# PROBLEM TO SOLVE
Take the data that follows and return it exactly.

Items from a dataset
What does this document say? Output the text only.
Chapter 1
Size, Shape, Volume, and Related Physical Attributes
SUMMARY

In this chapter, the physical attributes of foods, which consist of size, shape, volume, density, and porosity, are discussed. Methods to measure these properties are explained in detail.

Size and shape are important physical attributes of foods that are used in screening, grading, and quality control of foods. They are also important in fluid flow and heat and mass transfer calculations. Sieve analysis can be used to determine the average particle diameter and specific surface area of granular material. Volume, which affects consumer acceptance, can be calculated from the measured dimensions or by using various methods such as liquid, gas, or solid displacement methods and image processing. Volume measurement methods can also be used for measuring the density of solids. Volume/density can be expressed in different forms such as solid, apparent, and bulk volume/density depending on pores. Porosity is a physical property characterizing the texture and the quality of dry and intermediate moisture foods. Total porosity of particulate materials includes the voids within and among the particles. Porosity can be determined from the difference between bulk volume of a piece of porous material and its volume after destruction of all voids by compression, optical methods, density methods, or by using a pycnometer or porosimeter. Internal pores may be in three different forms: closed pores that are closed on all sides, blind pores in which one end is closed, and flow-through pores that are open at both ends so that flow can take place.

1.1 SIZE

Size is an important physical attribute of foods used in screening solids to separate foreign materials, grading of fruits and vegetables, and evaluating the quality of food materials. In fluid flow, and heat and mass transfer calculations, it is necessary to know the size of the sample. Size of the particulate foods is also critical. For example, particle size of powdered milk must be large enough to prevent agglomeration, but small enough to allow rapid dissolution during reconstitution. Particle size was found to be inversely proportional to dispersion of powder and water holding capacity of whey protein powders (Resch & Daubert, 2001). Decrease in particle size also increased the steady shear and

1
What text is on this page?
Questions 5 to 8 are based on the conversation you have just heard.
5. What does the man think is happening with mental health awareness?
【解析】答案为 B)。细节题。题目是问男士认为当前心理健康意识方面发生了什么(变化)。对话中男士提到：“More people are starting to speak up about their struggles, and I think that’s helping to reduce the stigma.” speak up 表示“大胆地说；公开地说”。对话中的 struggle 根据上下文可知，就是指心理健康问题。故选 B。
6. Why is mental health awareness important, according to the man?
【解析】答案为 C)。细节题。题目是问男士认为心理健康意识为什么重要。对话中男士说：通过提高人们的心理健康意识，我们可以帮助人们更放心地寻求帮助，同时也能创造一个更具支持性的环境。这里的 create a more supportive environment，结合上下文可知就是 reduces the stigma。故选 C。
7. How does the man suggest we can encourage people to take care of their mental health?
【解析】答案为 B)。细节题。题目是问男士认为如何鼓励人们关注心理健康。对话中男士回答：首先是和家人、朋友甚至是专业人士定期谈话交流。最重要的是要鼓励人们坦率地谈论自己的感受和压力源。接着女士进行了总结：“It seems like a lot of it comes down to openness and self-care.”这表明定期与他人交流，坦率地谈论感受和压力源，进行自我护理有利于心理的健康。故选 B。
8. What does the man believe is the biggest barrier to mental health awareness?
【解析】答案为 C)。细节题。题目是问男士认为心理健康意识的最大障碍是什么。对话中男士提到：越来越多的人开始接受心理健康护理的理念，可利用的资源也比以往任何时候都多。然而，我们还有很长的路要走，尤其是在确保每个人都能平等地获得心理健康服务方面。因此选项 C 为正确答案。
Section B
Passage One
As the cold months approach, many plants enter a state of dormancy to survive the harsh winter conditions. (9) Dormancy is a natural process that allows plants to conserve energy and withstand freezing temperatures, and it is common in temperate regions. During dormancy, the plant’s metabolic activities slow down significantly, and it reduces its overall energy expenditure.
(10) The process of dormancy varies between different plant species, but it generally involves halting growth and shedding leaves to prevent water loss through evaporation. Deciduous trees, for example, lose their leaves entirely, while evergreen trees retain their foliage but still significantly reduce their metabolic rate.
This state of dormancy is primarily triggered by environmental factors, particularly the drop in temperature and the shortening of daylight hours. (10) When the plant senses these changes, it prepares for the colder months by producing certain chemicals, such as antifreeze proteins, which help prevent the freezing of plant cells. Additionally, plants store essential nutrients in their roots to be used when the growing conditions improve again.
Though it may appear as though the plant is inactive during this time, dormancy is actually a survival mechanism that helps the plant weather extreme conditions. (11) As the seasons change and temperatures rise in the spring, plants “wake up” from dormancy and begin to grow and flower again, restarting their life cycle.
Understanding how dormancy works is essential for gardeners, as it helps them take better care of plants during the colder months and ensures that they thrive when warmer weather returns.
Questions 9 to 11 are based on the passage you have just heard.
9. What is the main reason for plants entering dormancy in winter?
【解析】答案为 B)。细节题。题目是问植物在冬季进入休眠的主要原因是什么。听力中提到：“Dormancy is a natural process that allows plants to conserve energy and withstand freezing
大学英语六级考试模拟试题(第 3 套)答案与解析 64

# ANSWER BELOW
What does this document say? Output the text only.
Chapter 1
Size, Shape, Volume, and Related Physical Attributes
SUMMARY

In this chapter, the physical attributes of foods, which consist of size, shape, volume, density, and porosity, are discussed. Methods to measure these properties are explained in detail.

Size and shape are important physical attributes of foods that are used in screening, grading, and quality control of foods. They are also important in fluid flow and heat and mass transfer calculations. Sieve analysis can be used to determine the average particle diameter and specific surface area of granular material. Volume, which affects consumer acceptance, can be calculated from the measured dimensions or by using various methods such as liquid, gas, or solid displacement methods and image processing. Volume measurement methods can also be used for measuring the density of solids. Volume/density can be expressed in different forms such as solid, apparent, and bulk volume/density depending on pores. Porosity is a physical property characterizing the texture and the quality of dry and intermediate moisture foods. Total porosity of particulate materials includes the voids within and among the particles. Porosity can be determined from the difference between bulk volume of a piece of porous material and its volume after destruction of all voids by compression, optical methods, density methods, or by using a pycnometer or porosimeter. Internal pores may be in three different forms: closed pores that are closed on all sides, blind pores in which one end is closed, and flow-through pores that are open at both ends so that flow can take place.

1.1 SIZE

Size is an important physical attribute of foods used in screening solids to separate foreign materials, grading of fruits and vegetables, and evaluating the quality of food materials. In fluid flow, and heat and mass transfer calculations, it is necessary to know the size of the sample. Size of the particulate foods is also critical. For example, particle size of powdered milk must be large enough to prevent agglomeration, but small enough to allow rapid dissolution during reconstitution. Particle size was found to be inversely proportional to dispersion of powder and water holding capacity of whey protein powders (Resch & Daubert, 2001). Decrease in particle size also increased the steady shear and

1
What text is on this page?
Questions 5 to 8 are based on the conversation you have just heard.
5. What does the man think is happening with mental health awareness?
【解析】答案为 B)。细节题。题目是问男士认为当前心理健康意识方面发生了什么(变化)。对话中男士提到：“More people are starting to speak up about their struggles, and I think that’s helping to reduce the stigma.” speak up 表示“大胆地说；公开地说”。对话中的 struggle 根据上下文可知，就是指心理健康问题。故选 B。
6. Why is mental health awareness important, according to the man?
【解析】答案为 C)。细节题。题目是问男士认为心理健康意识为什么重要。对话中男士说：通过提高人们的心理健康意识，我们可以帮助人们更放心地寻求帮助，同时也能创造一个更具支持性的环境。这里的 create a more supportive environment，结合上下文可知就是 reduces the stigma。故选 C。
7. How does the man suggest we can encourage people to take care of their mental health?
【解析】答案为 B)。细节题。题目是问男士认为如何鼓励人们关注心理健康。对话中男士回答：首先是和家人、朋友甚至是专业人士定期谈话交流。最重要的是要鼓励人们坦率地谈论自己的感受和压力源。接着女士进行了总结：“It seems like a lot of it comes down to openness and self-care.”这表明定期与他人交流，坦率地谈论感受和压力源，进行自我护理有利于心理的健康。故选 B。
8. What does the man believe is the biggest barrier to mental health awareness?
【解析】答案为 C)。细节题。题目是问男士认为心理健康意识的最大障碍是什么。对话中男士提到：越来越多的人开始接受心理健康护理的理念，可利用的资源也比以往任何时候都多。然而，我们还有很长的路要走，尤其是在确保每个人都能平等地获得心理健康服务方面。因此选项 C 为正确答案。
Section B
Passage One
As the cold months approach, many plants enter a state of dormancy to survive the harsh winter conditions. (9) Dormancy is a natural process that allows plants to conserve energy and withstand freezing temperatures, and it is common in temperate regions. During dormancy, the plant’s metabolic activities slow down significantly, and it reduces its overall energy expenditure.
(10) The process of dormancy varies between different plant species, but it generally involves halting growth and shedding leaves to prevent water loss through evaporation. Deciduous trees, for example, lose their leaves entirely, while evergreen trees retain their foliage but still significantly reduce their metabolic rate.
This state of dormancy is primarily triggered by environmental factors, particularly the drop in temperature and the shortening of daylight hours. (10) When the plant senses these changes, it prepares for the colder months by producing certain chemicals, such as antifreeze proteins, which help prevent the freezing of plant cells. Additionally, plants store essential nutrients in their roots to be used when the growing conditions improve again.
Though it may appear as though the plant is inactive during this time, dormancy is actually a survival mechanism that helps the plant weather extreme conditions. (11) As the seasons change and temperatures rise in the spring, plants “wake up” from dormancy and begin to grow and flower again, restarting their life cycle.
Understanding how dormancy works is essential for gardeners, as it helps them take better care of plants during the colder months and ensures that they thrive when warmer weather returns.
Questions 9 to 11 are based on the passage you have just heard.
9. What is the main reason for plants entering dormancy in winter?
【解析】答案为 B)。细节题。题目是问植物在冬季进入休眠的主要原因是什么。听力中提到：“Dormancy is a natural process that allows plants to conserve energy and withstand freezing
大学英语六级考试模拟试题(第 3 套)答案与解析 64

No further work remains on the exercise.